* **Dataset excerpts**

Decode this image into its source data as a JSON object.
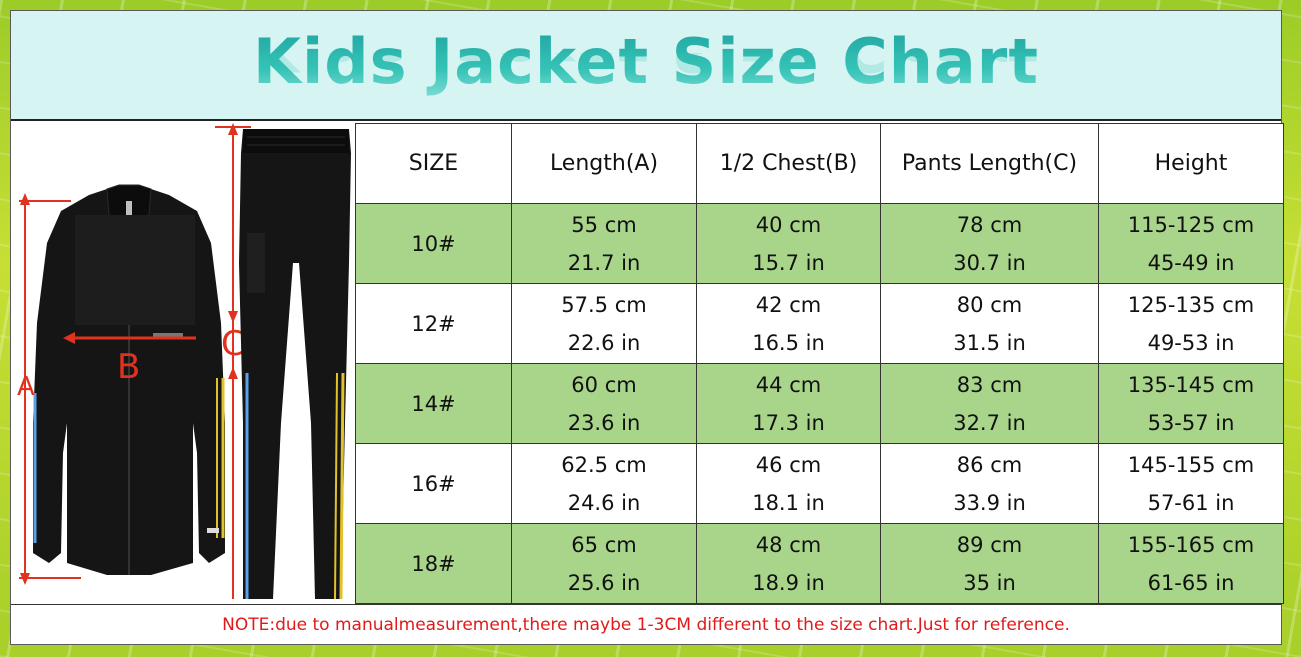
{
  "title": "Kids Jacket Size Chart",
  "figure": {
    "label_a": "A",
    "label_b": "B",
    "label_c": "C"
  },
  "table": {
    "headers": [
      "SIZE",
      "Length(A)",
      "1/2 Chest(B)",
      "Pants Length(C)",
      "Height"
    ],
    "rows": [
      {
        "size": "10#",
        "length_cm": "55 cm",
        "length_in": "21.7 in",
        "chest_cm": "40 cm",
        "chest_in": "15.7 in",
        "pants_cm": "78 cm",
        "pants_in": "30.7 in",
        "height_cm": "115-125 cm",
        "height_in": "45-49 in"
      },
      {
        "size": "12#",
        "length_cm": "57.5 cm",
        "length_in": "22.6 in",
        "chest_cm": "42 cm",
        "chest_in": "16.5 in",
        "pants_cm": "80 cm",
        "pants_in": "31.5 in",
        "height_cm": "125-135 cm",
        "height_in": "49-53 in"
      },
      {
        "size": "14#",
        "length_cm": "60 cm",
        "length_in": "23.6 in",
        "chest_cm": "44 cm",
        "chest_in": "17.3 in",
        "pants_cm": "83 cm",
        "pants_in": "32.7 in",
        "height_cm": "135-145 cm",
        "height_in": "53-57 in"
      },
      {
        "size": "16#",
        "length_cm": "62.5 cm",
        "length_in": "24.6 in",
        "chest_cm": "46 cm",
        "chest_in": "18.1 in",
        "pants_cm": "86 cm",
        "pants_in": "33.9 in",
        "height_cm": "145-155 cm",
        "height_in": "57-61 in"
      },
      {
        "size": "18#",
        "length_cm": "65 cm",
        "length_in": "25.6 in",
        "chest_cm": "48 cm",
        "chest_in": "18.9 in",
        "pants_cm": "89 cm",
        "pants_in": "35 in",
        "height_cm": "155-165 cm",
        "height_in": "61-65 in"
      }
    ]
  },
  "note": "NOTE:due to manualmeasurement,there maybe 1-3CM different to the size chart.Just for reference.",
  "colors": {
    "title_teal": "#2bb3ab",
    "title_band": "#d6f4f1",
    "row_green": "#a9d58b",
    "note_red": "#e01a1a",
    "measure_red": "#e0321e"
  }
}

* **Short task**
Repeat the data exactly, dropping every picture it holds.

* **Result of the exercise**
Decode this image into its source data as a JSON object.
{
  "title": "Kids Jacket Size Chart",
  "figure": {
    "label_a": "A",
    "label_b": "B",
    "label_c": "C"
  },
  "table": {
    "headers": [
      "SIZE",
      "Length(A)",
      "1/2 Chest(B)",
      "Pants Length(C)",
      "Height"
    ],
    "rows": [
      {
        "size": "10#",
        "length_cm": "55 cm",
        "length_in": "21.7 in",
        "chest_cm": "40 cm",
        "chest_in": "15.7 in",
        "pants_cm": "78 cm",
        "pants_in": "30.7 in",
        "height_cm": "115-125 cm",
        "height_in": "45-49 in"
      },
      {
        "size": "12#",
        "length_cm": "57.5 cm",
        "length_in": "22.6 in",
        "chest_cm": "42 cm",
        "chest_in": "16.5 in",
        "pants_cm": "80 cm",
        "pants_in": "31.5 in",
        "height_cm": "125-135 cm",
        "height_in": "49-53 in"
      },
      {
        "size": "14#",
        "length_cm": "60 cm",
        "length_in": "23.6 in",
        "chest_cm": "44 cm",
        "chest_in": "17.3 in",
        "pants_cm": "83 cm",
        "pants_in": "32.7 in",
        "height_cm": "135-145 cm",
        "height_in": "53-57 in"
      },
      {
        "size": "16#",
        "length_cm": "62.5 cm",
        "length_in": "24.6 in",
        "chest_cm": "46 cm",
        "chest_in": "18.1 in",
        "pants_cm": "86 cm",
        "pants_in": "33.9 in",
        "height_cm": "145-155 cm",
        "height_in": "57-61 in"
      },
      {
        "size": "18#",
        "length_cm": "65 cm",
        "length_in": "25.6 in",
        "chest_cm": "48 cm",
        "chest_in": "18.9 in",
        "pants_cm": "89 cm",
        "pants_in": "35 in",
        "height_cm": "155-165 cm",
        "height_in": "61-65 in"
      }
    ]
  },
  "note": "NOTE:due to manualmeasurement,there maybe 1-3CM different to the size chart.Just for reference.",
  "colors": {
    "title_teal": "#2bb3ab",
    "title_band": "#d6f4f1",
    "row_green": "#a9d58b",
    "note_red": "#e01a1a",
    "measure_red": "#e0321e"
  }
}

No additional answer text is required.